(Dataset items)
[BEGIN]
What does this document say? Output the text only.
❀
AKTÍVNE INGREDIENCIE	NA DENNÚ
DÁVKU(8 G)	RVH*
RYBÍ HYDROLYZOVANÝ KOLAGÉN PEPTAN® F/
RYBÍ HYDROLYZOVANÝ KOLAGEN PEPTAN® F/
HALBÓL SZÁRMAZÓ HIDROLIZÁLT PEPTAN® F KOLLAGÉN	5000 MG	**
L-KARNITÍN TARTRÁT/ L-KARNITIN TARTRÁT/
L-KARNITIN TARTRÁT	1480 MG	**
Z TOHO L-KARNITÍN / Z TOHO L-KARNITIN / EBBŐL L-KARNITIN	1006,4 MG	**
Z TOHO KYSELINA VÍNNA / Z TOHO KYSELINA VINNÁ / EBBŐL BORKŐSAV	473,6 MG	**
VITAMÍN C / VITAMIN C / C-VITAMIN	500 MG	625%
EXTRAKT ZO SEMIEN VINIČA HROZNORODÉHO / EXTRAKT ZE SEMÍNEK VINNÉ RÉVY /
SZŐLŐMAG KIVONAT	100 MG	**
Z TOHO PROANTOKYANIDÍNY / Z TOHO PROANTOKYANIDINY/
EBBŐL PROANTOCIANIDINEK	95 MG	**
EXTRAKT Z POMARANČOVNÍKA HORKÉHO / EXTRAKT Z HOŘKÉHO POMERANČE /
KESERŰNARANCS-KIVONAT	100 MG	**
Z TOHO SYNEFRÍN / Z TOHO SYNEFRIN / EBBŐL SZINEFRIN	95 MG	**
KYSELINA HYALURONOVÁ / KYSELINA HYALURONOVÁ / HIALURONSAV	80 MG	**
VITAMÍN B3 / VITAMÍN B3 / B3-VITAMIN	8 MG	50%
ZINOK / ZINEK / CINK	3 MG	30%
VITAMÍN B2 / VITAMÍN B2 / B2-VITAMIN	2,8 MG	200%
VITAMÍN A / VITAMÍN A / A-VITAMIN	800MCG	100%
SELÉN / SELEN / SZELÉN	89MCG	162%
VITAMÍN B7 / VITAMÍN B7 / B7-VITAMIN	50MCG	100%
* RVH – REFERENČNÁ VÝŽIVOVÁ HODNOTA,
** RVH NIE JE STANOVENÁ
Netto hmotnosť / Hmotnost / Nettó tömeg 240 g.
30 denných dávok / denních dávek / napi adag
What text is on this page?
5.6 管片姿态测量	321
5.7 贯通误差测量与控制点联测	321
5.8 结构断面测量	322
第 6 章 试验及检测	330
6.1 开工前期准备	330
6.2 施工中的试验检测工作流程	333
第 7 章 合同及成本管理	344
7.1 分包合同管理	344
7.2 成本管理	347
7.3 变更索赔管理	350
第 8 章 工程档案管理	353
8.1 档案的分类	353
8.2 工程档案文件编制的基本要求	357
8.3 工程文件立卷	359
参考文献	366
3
[END]
Every record should be given again exactly.

What does this document say? Output the text only.
❀
AKTÍVNE INGREDIENCIE	NA DENNÚ
DÁVKU(8 G)	RVH*
RYBÍ HYDROLYZOVANÝ KOLAGÉN PEPTAN® F/
RYBÍ HYDROLYZOVANÝ KOLAGEN PEPTAN® F/
HALBÓL SZÁRMAZÓ HIDROLIZÁLT PEPTAN® F KOLLAGÉN	5000 MG	**
L-KARNITÍN TARTRÁT/ L-KARNITIN TARTRÁT/
L-KARNITIN TARTRÁT	1480 MG	**
Z TOHO L-KARNITÍN / Z TOHO L-KARNITIN / EBBŐL L-KARNITIN	1006,4 MG	**
Z TOHO KYSELINA VÍNNA / Z TOHO KYSELINA VINNÁ / EBBŐL BORKŐSAV	473,6 MG	**
VITAMÍN C / VITAMIN C / C-VITAMIN	500 MG	625%
EXTRAKT ZO SEMIEN VINIČA HROZNORODÉHO / EXTRAKT ZE SEMÍNEK VINNÉ RÉVY /
SZŐLŐMAG KIVONAT	100 MG	**
Z TOHO PROANTOKYANIDÍNY / Z TOHO PROANTOKYANIDINY/
EBBŐL PROANTOCIANIDINEK	95 MG	**
EXTRAKT Z POMARANČOVNÍKA HORKÉHO / EXTRAKT Z HOŘKÉHO POMERANČE /
KESERŰNARANCS-KIVONAT	100 MG	**
Z TOHO SYNEFRÍN / Z TOHO SYNEFRIN / EBBŐL SZINEFRIN	95 MG	**
KYSELINA HYALURONOVÁ / KYSELINA HYALURONOVÁ / HIALURONSAV	80 MG	**
VITAMÍN B3 / VITAMÍN B3 / B3-VITAMIN	8 MG	50%
ZINOK / ZINEK / CINK	3 MG	30%
VITAMÍN B2 / VITAMÍN B2 / B2-VITAMIN	2,8 MG	200%
VITAMÍN A / VITAMÍN A / A-VITAMIN	800MCG	100%
SELÉN / SELEN / SZELÉN	89MCG	162%
VITAMÍN B7 / VITAMÍN B7 / B7-VITAMIN	50MCG	100%
* RVH – REFERENČNÁ VÝŽIVOVÁ HODNOTA,
** RVH NIE JE STANOVENÁ
Netto hmotnosť / Hmotnost / Nettó tömeg 240 g.
30 denných dávok / denních dávek / napi adag
What text is on this page?
5.6 管片姿态测量	321
5.7 贯通误差测量与控制点联测	321
5.8 结构断面测量	322
第 6 章 试验及检测	330
6.1 开工前期准备	330
6.2 施工中的试验检测工作流程	333
第 7 章 合同及成本管理	344
7.1 分包合同管理	344
7.2 成本管理	347
7.3 变更索赔管理	350
第 8 章 工程档案管理	353
8.1 档案的分类	353
8.2 工程档案文件编制的基本要求	357
8.3 工程文件立卷	359
参考文献	366
3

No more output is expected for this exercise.